* **The problem**
Show all lines holding the string "remains".

* **Task inputs**

* START *

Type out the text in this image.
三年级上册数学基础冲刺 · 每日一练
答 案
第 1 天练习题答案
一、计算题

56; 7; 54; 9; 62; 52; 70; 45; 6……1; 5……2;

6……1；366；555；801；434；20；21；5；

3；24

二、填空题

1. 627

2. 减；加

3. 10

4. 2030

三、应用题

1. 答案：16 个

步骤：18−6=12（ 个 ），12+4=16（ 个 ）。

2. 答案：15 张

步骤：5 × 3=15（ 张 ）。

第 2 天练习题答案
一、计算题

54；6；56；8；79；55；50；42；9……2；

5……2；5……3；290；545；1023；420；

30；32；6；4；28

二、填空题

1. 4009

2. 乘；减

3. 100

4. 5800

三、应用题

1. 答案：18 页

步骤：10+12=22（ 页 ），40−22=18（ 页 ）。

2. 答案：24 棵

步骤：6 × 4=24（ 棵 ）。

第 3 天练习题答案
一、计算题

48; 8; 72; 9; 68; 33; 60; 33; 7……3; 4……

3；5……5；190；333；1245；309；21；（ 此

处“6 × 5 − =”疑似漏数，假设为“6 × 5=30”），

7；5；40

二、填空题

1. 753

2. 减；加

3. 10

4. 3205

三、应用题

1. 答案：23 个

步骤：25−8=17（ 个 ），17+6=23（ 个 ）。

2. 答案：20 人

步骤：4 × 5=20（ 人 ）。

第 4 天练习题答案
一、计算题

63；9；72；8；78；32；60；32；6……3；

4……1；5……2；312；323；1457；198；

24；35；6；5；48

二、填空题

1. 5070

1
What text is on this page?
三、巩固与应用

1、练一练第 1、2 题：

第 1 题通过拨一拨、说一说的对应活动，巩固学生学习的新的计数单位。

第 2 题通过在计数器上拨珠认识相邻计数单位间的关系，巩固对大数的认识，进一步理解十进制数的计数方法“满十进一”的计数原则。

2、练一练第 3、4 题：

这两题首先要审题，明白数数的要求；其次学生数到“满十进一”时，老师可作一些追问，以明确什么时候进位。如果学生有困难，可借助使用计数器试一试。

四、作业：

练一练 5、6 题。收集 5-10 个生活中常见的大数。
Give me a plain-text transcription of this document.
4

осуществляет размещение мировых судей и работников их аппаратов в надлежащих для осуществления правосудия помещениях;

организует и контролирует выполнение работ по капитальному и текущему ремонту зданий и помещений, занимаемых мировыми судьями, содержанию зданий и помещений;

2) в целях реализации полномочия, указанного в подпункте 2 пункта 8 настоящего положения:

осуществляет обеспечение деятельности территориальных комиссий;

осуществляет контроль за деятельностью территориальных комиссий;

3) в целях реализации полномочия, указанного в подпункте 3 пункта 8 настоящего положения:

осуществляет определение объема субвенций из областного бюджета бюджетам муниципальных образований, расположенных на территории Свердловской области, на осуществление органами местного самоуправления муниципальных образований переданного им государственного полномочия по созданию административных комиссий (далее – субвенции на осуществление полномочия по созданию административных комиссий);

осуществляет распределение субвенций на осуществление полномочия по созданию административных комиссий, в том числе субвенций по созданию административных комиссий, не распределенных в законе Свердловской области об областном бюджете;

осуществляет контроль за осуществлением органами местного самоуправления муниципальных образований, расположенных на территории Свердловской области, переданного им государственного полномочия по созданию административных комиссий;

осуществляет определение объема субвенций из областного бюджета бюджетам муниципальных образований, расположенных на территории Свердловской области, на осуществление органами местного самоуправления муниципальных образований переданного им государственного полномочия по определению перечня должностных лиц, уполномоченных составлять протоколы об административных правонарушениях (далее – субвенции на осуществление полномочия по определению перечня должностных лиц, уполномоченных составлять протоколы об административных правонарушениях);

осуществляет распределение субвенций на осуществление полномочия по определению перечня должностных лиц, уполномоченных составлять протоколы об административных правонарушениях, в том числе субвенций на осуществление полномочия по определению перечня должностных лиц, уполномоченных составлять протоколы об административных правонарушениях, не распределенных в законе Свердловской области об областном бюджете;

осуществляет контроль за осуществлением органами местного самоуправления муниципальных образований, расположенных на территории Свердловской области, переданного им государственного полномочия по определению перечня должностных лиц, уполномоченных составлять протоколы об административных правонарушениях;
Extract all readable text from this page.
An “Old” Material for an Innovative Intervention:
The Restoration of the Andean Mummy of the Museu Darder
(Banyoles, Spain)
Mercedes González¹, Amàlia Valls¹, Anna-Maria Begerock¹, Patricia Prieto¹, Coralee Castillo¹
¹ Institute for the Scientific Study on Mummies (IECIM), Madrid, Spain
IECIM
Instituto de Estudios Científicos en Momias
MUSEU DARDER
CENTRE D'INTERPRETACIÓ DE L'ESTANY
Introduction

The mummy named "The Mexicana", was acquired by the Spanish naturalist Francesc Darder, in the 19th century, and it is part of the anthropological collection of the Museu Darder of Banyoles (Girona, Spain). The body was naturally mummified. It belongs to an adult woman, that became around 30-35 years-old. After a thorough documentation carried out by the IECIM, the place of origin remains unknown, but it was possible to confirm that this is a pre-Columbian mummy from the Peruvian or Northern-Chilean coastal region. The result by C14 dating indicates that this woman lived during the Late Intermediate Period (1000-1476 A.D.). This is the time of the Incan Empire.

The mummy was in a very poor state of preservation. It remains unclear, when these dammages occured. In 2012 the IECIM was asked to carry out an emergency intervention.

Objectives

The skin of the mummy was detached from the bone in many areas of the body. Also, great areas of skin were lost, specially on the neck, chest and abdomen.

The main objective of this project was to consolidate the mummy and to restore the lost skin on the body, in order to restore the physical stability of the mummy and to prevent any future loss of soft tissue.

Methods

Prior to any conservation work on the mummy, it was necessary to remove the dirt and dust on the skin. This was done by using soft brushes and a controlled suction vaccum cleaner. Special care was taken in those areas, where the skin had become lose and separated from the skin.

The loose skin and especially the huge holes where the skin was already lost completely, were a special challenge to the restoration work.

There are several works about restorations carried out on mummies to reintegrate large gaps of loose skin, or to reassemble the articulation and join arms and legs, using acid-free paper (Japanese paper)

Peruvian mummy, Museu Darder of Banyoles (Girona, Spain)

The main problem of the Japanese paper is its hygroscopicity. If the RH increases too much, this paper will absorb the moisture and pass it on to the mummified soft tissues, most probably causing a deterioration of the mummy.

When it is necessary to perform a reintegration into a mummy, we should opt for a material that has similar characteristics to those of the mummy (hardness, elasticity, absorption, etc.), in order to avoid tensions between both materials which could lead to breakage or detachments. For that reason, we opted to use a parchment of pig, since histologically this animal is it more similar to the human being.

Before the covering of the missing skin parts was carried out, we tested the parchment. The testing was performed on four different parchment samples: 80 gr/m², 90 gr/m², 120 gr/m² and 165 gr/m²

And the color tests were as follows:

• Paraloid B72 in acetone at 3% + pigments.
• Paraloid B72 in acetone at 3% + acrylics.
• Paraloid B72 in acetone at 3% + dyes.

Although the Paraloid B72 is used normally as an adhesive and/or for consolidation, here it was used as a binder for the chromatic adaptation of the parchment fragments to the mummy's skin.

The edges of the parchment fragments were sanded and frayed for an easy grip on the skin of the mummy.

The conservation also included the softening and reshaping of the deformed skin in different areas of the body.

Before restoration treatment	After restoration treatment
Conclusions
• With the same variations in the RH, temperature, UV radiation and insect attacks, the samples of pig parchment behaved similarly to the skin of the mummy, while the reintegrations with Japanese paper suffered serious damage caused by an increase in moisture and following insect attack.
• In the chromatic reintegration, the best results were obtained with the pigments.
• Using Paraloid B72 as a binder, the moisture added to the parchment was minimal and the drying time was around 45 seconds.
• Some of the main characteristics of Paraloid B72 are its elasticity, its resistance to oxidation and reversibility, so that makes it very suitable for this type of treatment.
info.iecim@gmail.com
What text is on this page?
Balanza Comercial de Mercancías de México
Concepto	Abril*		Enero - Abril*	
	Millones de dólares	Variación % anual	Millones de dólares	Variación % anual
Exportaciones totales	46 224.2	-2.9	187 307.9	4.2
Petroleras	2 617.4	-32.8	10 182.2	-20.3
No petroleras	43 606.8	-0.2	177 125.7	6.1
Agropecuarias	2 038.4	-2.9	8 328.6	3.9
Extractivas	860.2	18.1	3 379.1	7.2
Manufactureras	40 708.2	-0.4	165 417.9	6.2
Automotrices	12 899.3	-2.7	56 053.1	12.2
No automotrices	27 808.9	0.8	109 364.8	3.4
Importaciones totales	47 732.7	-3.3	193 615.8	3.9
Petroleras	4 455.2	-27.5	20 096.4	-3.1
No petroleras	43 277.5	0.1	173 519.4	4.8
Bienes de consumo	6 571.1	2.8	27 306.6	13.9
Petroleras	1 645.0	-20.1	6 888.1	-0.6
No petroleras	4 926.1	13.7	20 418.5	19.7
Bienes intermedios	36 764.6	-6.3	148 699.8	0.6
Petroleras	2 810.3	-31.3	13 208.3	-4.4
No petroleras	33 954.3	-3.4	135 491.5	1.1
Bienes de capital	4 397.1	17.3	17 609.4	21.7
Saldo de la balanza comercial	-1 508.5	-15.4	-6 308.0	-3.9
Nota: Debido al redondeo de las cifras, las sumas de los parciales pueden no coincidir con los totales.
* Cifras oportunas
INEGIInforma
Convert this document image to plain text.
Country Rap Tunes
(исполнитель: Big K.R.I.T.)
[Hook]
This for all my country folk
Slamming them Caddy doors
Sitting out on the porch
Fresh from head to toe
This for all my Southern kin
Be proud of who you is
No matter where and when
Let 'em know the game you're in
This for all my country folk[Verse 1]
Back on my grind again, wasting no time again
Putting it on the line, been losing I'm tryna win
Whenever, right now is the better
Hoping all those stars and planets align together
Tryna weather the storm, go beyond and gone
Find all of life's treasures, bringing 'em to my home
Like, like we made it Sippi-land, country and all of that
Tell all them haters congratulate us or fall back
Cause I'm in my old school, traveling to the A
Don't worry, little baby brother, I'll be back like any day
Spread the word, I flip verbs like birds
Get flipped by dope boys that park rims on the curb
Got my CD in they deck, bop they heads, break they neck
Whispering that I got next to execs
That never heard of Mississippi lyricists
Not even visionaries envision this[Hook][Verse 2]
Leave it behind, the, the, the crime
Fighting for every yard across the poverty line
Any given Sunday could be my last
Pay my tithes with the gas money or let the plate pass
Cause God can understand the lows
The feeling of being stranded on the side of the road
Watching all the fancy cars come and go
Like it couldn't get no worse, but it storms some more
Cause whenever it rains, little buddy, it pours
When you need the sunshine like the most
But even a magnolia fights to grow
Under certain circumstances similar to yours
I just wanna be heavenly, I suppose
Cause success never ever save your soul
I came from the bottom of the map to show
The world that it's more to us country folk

* END *

* **Right answer**
The mummy named "The Mexicana", was acquired by the Spanish naturalist Francesc Darder, in the 19th century, and it is part of the anthropological collection of the Museu Darder of Banyoles (Girona, Spain). The body was naturally mummified. It belongs to an adult woman, that became around 30-35 years-old. After a thorough documentation carried out by the IECIM, the place of origin remains unknown, but it was possible to confirm that this is a pre-Columbian mummy from the Peruvian or Northern-Chilean coastal region. The result by C14 dating indicates that this woman lived during the Late Intermediate Period (1000-1476 A.D.). This is the time of the Incan Empire.
The mummy was in a very poor state of preservation. It remains unclear, when these dammages occured. In 2012 the IECIM was asked to carry out an emergency intervention.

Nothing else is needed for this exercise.